EXTRACTED ENTRIES:
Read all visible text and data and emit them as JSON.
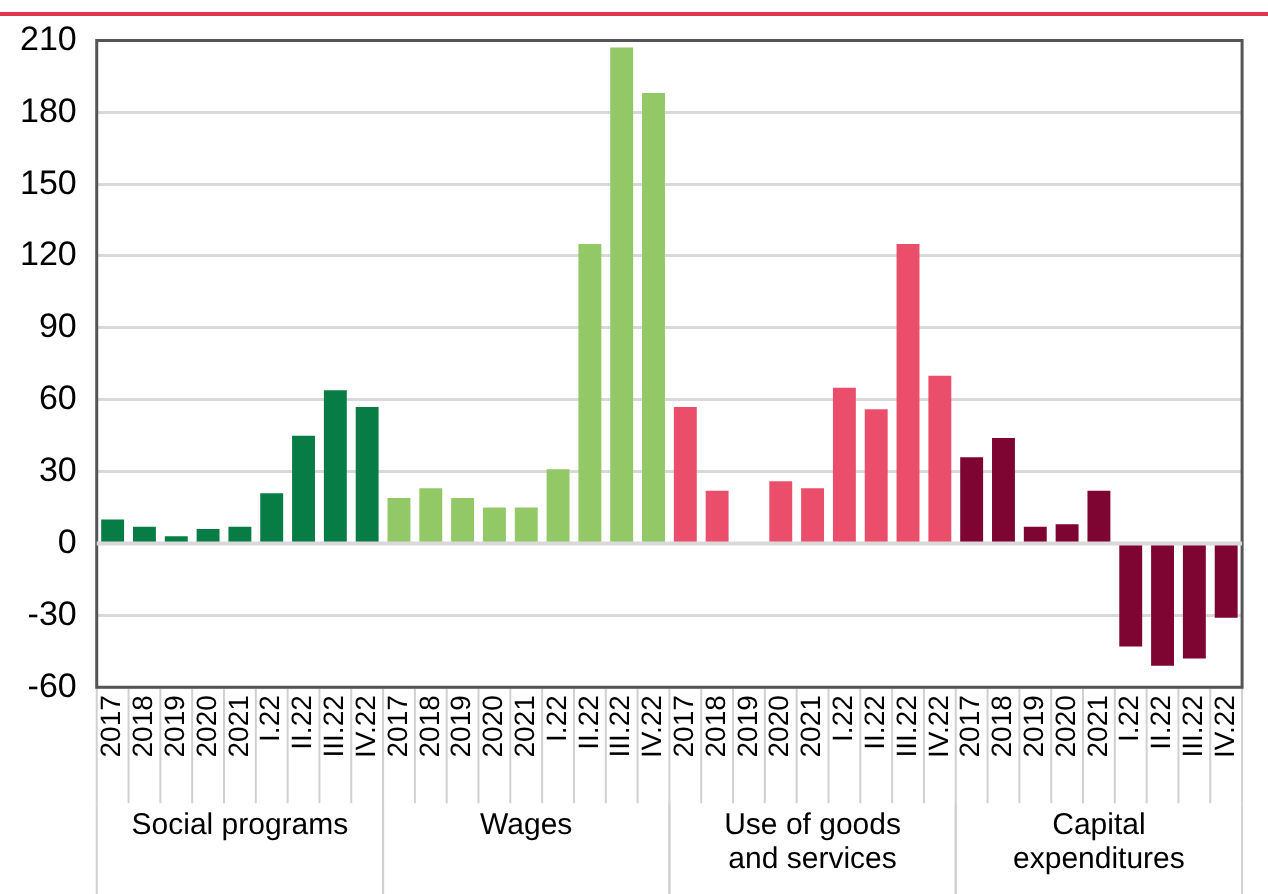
{
  "chart_data": {
    "type": "bar",
    "categories": [
      "2017",
      "2018",
      "2019",
      "2020",
      "2021",
      "I.22",
      "II.22",
      "III.22",
      "IV.22",
      "2017",
      "2018",
      "2019",
      "2020",
      "2021",
      "I.22",
      "II.22",
      "III.22",
      "IV.22",
      "2017",
      "2018",
      "2019",
      "2020",
      "2021",
      "I.22",
      "II.22",
      "III.22",
      "IV.22",
      "2017",
      "2018",
      "2019",
      "2020",
      "2021",
      "I.22",
      "II.22",
      "III.22",
      "IV.22"
    ],
    "series": [
      {
        "color": "#077d45",
        "values": [
          10,
          7,
          3,
          6,
          7,
          21,
          45,
          64,
          57,
          null,
          null,
          null,
          null,
          null,
          null,
          null,
          null,
          null,
          null,
          null,
          null,
          null,
          null,
          null,
          null,
          null,
          null,
          null,
          null,
          null,
          null,
          null,
          null,
          null,
          null,
          null
        ]
      },
      {
        "color": "#92c865",
        "values": [
          null,
          null,
          null,
          null,
          null,
          null,
          null,
          null,
          null,
          19,
          23,
          19,
          15,
          15,
          31,
          125,
          207,
          188,
          null,
          null,
          null,
          null,
          null,
          null,
          null,
          null,
          null,
          null,
          null,
          null,
          null,
          null,
          null,
          null,
          null,
          null
        ]
      },
      {
        "color": "#eb4e6a",
        "values": [
          null,
          null,
          null,
          null,
          null,
          null,
          null,
          null,
          null,
          null,
          null,
          null,
          null,
          null,
          null,
          null,
          null,
          null,
          57,
          22,
          0,
          26,
          23,
          65,
          56,
          125,
          70,
          null,
          null,
          null,
          null,
          null,
          null,
          null,
          null,
          null
        ]
      },
      {
        "color": "#7e0532",
        "values": [
          null,
          null,
          null,
          null,
          null,
          null,
          null,
          null,
          null,
          null,
          null,
          null,
          null,
          null,
          null,
          null,
          null,
          null,
          null,
          null,
          null,
          null,
          null,
          null,
          null,
          null,
          null,
          36,
          44,
          7,
          8,
          22,
          -43,
          -51,
          -48,
          -31
        ]
      }
    ],
    "ylim": [
      -60,
      210
    ],
    "yticks": [
      -60,
      -30,
      0,
      30,
      60,
      90,
      120,
      150,
      180,
      210
    ],
    "annotations": [
      "Social programs",
      "Wages",
      "Use of goods and services",
      "Capital expenditures"
    ],
    "grid": "y",
    "legend": false
  }
}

TASK BRIEF: Reproduce all entries without any change, and omit the pictures.

SOLUTION:
Read all visible text and data and emit them as JSON.
{
  "chart_data": {
    "type": "bar",
    "categories": [
      "2017",
      "2018",
      "2019",
      "2020",
      "2021",
      "I.22",
      "II.22",
      "III.22",
      "IV.22",
      "2017",
      "2018",
      "2019",
      "2020",
      "2021",
      "I.22",
      "II.22",
      "III.22",
      "IV.22",
      "2017",
      "2018",
      "2019",
      "2020",
      "2021",
      "I.22",
      "II.22",
      "III.22",
      "IV.22",
      "2017",
      "2018",
      "2019",
      "2020",
      "2021",
      "I.22",
      "II.22",
      "III.22",
      "IV.22"
    ],
    "series": [
      {
        "color": "#077d45",
        "values": [
          10,
          7,
          3,
          6,
          7,
          21,
          45,
          64,
          57,
          null,
          null,
          null,
          null,
          null,
          null,
          null,
          null,
          null,
          null,
          null,
          null,
          null,
          null,
          null,
          null,
          null,
          null,
          null,
          null,
          null,
          null,
          null,
          null,
          null,
          null,
          null
        ]
      },
      {
        "color": "#92c865",
        "values": [
          null,
          null,
          null,
          null,
          null,
          null,
          null,
          null,
          null,
          19,
          23,
          19,
          15,
          15,
          31,
          125,
          207,
          188,
          null,
          null,
          null,
          null,
          null,
          null,
          null,
          null,
          null,
          null,
          null,
          null,
          null,
          null,
          null,
          null,
          null,
          null
        ]
      },
      {
        "color": "#eb4e6a",
        "values": [
          null,
          null,
          null,
          null,
          null,
          null,
          null,
          null,
          null,
          null,
          null,
          null,
          null,
          null,
          null,
          null,
          null,
          null,
          57,
          22,
          0,
          26,
          23,
          65,
          56,
          125,
          70,
          null,
          null,
          null,
          null,
          null,
          null,
          null,
          null,
          null
        ]
      },
      {
        "color": "#7e0532",
        "values": [
          null,
          null,
          null,
          null,
          null,
          null,
          null,
          null,
          null,
          null,
          null,
          null,
          null,
          null,
          null,
          null,
          null,
          null,
          null,
          null,
          null,
          null,
          null,
          null,
          null,
          null,
          null,
          36,
          44,
          7,
          8,
          22,
          -43,
          -51,
          -48,
          -31
        ]
      }
    ],
    "ylim": [
      -60,
      210
    ],
    "yticks": [
      -60,
      -30,
      0,
      30,
      60,
      90,
      120,
      150,
      180,
      210
    ],
    "annotations": [
      "Social programs",
      "Wages",
      "Use of goods and services",
      "Capital expenditures"
    ],
    "grid": "y",
    "legend": false
  }
}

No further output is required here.